## Task objective
Extract every line where the string "this" appears.

[Structured figure records]
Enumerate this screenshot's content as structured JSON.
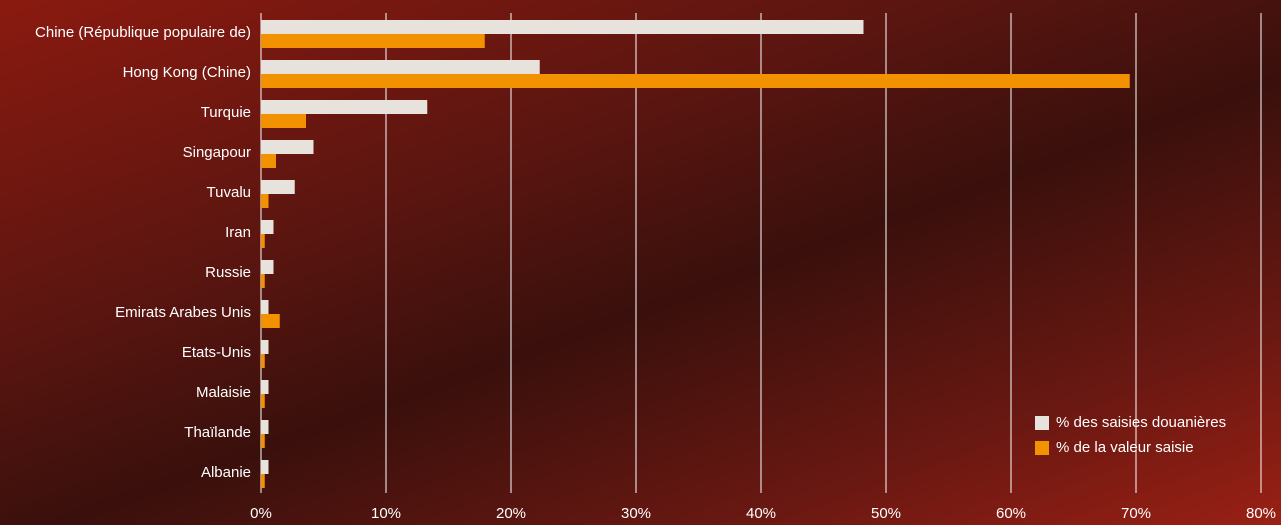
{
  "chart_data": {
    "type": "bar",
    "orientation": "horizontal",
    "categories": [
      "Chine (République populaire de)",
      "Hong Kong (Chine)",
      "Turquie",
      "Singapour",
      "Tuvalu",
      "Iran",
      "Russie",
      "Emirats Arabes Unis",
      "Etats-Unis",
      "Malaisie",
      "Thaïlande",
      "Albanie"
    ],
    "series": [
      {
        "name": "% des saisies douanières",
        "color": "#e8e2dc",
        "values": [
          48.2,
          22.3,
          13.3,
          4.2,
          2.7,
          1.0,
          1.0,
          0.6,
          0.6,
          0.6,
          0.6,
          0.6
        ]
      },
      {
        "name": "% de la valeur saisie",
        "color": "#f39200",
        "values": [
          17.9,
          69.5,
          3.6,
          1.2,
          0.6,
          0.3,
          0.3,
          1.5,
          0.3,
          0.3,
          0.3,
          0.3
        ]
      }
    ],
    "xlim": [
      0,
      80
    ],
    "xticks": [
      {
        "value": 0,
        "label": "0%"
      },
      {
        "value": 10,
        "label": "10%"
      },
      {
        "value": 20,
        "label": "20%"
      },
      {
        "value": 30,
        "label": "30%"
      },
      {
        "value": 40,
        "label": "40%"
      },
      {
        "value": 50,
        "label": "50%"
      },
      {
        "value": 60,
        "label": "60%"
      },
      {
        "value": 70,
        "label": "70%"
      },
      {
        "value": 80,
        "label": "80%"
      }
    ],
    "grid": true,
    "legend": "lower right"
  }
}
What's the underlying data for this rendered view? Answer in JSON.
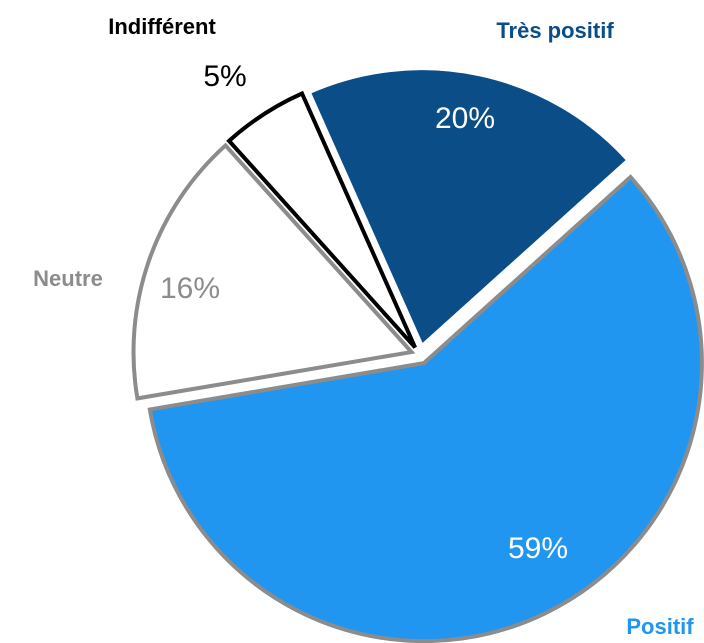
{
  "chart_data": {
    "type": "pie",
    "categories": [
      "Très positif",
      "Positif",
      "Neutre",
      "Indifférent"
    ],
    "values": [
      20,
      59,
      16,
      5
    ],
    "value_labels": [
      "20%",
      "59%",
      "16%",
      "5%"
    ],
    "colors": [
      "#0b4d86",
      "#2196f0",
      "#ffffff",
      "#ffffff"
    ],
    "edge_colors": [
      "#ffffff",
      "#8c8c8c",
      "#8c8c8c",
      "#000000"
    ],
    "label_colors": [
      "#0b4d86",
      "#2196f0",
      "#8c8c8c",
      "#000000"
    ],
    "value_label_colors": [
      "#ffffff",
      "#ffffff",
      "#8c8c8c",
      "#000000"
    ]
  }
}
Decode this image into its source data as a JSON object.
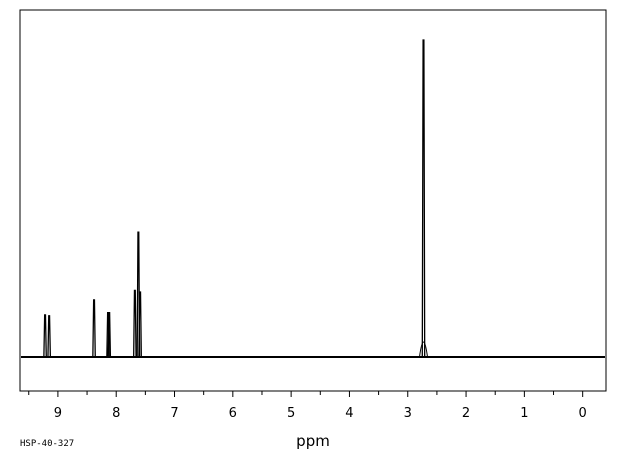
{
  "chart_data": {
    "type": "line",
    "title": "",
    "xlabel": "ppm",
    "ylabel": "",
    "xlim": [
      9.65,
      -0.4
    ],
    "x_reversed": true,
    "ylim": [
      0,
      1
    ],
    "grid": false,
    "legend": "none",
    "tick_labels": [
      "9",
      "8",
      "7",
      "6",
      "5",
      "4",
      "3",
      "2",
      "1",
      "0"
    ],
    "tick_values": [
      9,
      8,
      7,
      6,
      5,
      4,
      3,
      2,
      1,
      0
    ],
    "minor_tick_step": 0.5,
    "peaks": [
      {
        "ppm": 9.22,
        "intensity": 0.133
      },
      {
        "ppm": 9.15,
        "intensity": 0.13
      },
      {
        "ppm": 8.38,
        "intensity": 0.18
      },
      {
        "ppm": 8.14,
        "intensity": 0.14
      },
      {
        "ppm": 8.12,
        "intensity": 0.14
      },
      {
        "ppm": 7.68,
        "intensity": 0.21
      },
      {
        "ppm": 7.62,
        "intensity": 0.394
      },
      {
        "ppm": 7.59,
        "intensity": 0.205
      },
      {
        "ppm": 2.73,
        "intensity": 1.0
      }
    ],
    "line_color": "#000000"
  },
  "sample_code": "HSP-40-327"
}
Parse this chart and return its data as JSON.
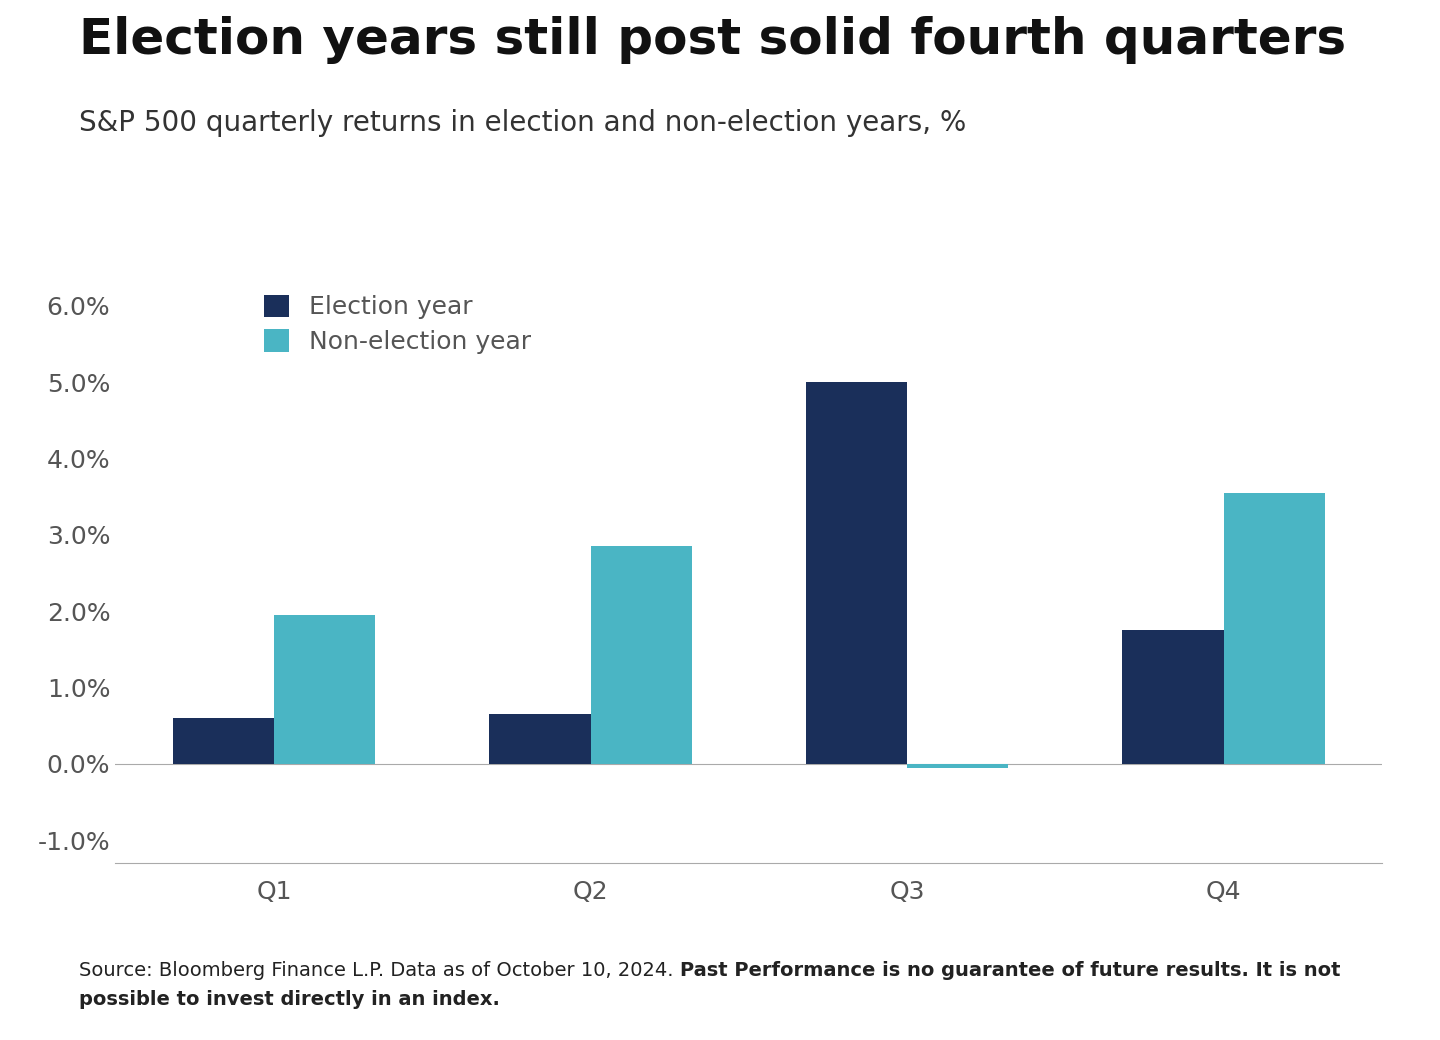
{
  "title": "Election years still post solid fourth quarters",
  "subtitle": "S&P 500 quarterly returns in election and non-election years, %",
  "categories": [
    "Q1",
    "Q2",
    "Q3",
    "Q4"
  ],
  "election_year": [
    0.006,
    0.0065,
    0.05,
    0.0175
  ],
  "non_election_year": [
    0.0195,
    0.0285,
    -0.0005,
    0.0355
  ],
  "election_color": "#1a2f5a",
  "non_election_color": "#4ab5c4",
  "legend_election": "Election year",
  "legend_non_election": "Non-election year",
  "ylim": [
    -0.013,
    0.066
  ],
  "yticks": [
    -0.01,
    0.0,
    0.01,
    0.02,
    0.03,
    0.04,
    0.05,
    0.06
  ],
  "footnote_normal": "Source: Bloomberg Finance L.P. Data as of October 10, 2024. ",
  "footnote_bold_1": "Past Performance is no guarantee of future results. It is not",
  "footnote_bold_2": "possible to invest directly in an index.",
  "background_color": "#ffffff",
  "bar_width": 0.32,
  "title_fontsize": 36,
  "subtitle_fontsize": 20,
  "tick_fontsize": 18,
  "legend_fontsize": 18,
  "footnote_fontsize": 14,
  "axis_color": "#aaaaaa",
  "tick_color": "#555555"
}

## Correct output
Enumerate this screenshot's content as structured JSON.
What's the underlying data for this rendered view? Answer in JSON.
Decode this image into its source data as a JSON object.
Parse this chart and return its data as JSON.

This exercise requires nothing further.